Task statement => Gather all lines from the material that contain "свой".

Data provided =>
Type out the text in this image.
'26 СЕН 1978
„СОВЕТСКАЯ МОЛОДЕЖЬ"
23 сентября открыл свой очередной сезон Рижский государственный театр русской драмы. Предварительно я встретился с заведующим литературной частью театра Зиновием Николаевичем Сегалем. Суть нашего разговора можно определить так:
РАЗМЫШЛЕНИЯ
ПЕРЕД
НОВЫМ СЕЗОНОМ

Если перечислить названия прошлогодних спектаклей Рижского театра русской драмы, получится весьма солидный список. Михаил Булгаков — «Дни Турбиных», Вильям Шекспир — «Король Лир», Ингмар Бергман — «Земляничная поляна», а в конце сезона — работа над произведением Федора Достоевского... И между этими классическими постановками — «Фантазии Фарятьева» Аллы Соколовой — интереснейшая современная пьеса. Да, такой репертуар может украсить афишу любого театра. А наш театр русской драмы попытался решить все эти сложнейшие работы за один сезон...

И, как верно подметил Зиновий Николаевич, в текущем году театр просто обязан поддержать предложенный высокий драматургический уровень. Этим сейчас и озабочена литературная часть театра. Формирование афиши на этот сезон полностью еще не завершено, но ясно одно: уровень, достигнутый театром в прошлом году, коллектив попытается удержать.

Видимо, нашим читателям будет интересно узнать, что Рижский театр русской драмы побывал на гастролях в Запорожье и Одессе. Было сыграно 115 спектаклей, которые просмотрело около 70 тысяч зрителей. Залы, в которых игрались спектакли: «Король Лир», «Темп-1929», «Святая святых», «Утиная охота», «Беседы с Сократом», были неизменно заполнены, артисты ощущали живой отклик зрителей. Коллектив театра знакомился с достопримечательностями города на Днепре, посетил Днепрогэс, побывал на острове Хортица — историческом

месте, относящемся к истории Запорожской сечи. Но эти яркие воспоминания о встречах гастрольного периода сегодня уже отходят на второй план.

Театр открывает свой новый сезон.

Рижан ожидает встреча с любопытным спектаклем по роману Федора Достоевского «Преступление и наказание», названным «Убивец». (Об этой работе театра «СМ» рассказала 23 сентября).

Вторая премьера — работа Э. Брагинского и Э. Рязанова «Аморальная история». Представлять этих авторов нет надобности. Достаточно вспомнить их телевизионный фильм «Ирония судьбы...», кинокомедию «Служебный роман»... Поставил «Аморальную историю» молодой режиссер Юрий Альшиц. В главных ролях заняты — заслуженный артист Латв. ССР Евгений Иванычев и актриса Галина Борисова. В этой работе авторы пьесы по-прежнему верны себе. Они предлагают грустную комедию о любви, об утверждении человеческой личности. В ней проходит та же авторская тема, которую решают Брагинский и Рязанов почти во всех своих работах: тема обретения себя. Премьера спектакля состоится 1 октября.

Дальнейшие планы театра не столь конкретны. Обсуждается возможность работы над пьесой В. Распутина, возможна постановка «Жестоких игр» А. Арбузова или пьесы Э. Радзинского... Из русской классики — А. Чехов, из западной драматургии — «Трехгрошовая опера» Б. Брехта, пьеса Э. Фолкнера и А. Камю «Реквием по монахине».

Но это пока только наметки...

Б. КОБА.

Reply =>
23 сентября открыл свой очередной сезон Рижский государственный театр русской драмы. Предварительно я встретился с заведующим литературной частью театра Зиновием Николаевичем Сегалем. Суть нашего разговора можно определить так:
Театр открывает свой новый сезон.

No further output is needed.